───── Information provided

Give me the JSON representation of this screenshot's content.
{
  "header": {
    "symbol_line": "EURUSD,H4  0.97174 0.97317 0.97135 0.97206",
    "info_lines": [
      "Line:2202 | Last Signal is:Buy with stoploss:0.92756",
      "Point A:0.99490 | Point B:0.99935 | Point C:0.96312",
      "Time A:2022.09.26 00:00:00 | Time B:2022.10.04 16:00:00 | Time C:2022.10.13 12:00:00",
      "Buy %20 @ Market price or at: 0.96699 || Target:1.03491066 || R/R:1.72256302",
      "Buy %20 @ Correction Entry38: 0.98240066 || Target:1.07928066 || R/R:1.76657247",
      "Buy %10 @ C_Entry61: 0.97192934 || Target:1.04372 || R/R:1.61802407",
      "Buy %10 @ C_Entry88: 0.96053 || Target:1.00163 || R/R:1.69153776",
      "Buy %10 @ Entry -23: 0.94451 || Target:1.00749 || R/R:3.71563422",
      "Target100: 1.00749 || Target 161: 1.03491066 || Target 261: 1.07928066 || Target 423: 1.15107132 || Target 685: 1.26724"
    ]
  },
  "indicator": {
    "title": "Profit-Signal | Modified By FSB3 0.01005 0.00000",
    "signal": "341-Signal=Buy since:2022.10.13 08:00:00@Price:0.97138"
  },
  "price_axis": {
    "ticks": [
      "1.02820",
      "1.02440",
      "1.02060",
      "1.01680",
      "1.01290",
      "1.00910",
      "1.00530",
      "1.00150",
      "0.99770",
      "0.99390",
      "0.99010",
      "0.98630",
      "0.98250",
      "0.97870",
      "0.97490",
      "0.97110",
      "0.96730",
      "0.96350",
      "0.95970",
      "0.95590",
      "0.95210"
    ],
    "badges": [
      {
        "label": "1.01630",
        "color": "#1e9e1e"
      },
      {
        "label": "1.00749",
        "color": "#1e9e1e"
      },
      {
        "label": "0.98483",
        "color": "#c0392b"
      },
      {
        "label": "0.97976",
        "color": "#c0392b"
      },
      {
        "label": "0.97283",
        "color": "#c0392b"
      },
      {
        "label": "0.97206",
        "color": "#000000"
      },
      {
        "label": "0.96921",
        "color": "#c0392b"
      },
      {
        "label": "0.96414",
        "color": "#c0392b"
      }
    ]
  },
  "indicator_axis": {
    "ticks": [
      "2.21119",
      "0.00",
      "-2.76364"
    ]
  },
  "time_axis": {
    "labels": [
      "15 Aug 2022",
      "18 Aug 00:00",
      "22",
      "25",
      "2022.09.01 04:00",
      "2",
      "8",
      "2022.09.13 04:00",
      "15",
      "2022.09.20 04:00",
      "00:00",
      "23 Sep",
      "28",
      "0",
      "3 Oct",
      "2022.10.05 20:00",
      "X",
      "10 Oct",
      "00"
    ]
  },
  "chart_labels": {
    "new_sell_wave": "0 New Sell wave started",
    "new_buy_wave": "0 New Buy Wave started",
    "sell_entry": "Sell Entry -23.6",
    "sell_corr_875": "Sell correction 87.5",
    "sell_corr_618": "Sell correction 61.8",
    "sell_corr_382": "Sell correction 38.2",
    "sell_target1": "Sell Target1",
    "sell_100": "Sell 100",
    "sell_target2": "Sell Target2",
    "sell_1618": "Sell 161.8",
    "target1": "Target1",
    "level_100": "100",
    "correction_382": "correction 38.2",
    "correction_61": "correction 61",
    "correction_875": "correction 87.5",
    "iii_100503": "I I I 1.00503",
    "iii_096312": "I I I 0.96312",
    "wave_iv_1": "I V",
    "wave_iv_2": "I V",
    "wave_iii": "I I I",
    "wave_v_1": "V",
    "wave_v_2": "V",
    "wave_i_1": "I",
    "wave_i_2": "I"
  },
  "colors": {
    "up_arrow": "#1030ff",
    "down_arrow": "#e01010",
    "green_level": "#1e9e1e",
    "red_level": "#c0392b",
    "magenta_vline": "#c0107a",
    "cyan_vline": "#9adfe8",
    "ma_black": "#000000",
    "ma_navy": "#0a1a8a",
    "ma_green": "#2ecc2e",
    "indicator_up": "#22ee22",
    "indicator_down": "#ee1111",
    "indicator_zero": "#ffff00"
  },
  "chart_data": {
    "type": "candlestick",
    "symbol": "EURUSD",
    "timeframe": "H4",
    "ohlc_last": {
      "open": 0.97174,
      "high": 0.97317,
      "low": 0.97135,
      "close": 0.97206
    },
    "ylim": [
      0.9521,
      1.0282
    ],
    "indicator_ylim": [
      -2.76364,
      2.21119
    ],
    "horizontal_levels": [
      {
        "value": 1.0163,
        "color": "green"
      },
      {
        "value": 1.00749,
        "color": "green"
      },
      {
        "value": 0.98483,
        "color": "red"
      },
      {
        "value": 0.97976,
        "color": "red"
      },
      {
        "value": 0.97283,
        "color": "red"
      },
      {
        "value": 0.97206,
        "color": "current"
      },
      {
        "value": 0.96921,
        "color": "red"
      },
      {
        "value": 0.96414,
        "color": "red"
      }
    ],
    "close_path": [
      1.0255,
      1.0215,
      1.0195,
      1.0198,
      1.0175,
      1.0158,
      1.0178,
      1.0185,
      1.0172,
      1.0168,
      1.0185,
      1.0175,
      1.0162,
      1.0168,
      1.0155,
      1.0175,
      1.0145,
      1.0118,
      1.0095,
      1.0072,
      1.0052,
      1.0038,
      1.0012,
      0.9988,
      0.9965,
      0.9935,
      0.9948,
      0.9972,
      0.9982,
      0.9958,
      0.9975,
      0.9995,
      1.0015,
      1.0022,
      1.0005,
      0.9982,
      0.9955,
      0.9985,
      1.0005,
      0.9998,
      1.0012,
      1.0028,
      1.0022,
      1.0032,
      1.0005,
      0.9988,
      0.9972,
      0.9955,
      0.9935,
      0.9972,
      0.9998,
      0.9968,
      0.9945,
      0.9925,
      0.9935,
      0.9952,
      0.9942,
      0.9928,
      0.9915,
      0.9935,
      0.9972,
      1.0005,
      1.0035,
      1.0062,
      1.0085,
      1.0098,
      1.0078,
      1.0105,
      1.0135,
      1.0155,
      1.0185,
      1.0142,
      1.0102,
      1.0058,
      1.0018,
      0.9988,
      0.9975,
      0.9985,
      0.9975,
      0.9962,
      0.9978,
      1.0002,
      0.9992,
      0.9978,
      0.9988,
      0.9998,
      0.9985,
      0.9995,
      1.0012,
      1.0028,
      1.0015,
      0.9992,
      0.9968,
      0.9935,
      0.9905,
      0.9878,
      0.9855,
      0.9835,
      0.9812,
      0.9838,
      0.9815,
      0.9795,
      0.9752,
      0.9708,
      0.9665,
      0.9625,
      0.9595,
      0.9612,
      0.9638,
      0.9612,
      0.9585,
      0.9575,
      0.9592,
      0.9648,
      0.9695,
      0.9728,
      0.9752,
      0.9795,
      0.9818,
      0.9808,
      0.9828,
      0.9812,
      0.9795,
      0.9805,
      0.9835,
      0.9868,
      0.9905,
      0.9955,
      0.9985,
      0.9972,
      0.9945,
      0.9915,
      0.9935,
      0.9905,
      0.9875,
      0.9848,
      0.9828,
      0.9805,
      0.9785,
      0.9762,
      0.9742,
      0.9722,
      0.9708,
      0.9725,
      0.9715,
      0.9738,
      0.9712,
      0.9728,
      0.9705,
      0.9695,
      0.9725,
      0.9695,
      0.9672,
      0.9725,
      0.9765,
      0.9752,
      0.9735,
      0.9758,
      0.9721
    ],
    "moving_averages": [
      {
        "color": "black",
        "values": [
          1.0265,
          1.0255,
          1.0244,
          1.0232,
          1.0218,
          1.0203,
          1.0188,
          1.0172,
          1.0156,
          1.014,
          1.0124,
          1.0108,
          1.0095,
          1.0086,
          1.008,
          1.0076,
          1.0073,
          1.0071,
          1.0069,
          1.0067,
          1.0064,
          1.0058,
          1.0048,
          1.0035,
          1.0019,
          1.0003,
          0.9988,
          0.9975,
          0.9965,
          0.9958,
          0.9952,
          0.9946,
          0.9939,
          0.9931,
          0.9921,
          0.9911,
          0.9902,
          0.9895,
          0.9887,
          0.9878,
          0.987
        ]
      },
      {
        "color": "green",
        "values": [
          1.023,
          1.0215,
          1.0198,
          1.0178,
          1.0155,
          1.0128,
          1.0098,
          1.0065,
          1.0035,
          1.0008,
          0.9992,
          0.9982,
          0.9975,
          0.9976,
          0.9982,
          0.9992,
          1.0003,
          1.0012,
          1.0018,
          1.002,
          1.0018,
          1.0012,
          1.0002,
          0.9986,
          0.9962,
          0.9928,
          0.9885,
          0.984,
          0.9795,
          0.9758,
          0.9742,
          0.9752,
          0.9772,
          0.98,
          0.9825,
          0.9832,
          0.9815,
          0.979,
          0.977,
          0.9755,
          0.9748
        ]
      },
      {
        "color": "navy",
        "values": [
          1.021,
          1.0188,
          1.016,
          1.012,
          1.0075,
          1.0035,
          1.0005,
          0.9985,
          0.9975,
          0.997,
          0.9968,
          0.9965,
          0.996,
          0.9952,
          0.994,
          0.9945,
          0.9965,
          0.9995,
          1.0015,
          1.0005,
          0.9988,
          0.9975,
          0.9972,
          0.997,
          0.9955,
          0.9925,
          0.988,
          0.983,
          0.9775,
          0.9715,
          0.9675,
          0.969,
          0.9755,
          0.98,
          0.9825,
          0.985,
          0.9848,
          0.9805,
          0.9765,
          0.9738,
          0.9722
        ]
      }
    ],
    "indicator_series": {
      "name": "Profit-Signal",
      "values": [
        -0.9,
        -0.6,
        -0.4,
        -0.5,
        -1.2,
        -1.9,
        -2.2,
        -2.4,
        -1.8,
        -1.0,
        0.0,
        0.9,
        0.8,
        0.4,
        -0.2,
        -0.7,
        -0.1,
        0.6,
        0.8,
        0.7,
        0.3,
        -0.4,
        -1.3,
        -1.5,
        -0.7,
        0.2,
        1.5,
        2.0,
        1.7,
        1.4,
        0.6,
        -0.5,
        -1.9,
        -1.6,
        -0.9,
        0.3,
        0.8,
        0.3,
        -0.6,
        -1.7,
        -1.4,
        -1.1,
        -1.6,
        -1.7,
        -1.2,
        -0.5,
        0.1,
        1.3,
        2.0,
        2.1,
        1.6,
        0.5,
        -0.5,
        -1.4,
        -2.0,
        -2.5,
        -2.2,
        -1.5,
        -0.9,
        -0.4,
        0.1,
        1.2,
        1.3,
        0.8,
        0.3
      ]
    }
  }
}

──────────

Work to do »
Return every line in the listing that contains the word "EURUSD".

Final result »
    "symbol_line": "EURUSD,H4  0.97174 0.97317 0.97135 0.97206",
    "symbol": "EURUSD",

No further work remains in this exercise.